■ Task objective
Go through the material below and copy each line where the word "Boolean" appears.

■ Given records
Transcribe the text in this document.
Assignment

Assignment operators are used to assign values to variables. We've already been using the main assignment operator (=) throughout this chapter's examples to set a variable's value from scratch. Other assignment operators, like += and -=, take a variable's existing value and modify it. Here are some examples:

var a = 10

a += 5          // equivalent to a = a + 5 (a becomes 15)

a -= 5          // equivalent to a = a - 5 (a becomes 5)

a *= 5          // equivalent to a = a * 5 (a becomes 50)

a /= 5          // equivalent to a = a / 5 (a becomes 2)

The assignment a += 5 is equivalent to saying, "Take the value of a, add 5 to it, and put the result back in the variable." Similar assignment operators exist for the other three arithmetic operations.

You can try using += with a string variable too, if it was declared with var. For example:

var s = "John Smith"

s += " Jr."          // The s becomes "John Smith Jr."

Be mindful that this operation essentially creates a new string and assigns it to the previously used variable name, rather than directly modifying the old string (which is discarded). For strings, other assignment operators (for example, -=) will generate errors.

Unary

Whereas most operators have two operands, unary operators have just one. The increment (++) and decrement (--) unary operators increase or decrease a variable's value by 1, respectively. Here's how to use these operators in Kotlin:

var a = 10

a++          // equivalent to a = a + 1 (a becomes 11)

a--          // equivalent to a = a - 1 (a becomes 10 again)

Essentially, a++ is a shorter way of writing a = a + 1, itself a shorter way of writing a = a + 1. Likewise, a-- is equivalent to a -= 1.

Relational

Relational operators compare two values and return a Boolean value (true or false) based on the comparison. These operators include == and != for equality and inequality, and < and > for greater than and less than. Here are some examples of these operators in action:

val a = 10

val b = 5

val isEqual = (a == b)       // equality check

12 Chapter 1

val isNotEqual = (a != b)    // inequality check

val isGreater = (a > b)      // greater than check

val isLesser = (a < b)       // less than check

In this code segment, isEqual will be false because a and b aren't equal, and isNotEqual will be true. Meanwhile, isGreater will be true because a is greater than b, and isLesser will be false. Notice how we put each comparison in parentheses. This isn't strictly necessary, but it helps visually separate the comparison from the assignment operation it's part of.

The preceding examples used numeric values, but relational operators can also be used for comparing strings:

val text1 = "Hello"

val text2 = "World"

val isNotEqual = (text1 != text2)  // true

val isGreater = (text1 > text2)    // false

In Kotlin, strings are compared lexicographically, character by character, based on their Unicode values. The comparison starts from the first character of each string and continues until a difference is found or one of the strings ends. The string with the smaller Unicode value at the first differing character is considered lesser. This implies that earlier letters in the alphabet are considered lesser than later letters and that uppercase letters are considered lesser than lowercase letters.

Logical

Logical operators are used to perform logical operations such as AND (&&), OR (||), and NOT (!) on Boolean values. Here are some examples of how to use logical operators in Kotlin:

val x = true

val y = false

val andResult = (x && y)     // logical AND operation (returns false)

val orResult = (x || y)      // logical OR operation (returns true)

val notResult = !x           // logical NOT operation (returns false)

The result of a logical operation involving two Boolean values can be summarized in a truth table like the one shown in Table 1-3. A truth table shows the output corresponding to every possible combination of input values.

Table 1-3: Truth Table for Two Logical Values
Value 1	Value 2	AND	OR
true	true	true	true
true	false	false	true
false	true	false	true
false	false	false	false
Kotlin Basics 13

■ Output
Relational operators compare two values and return a Boolean value (true or false) based on the comparison. These operators include == and != for equality and inequality, and < and > for greater than and less than. Here are some examples of these operators in action:
Logical operators are used to perform logical operations such as AND (&&), OR (||), and NOT (!) on Boolean values. Here are some examples of how to use logical operators in Kotlin:
The result of a logical operation involving two Boolean values can be summarized in a truth table like the one shown in Table 1-3. A truth table shows the output corresponding to every possible combination of input values.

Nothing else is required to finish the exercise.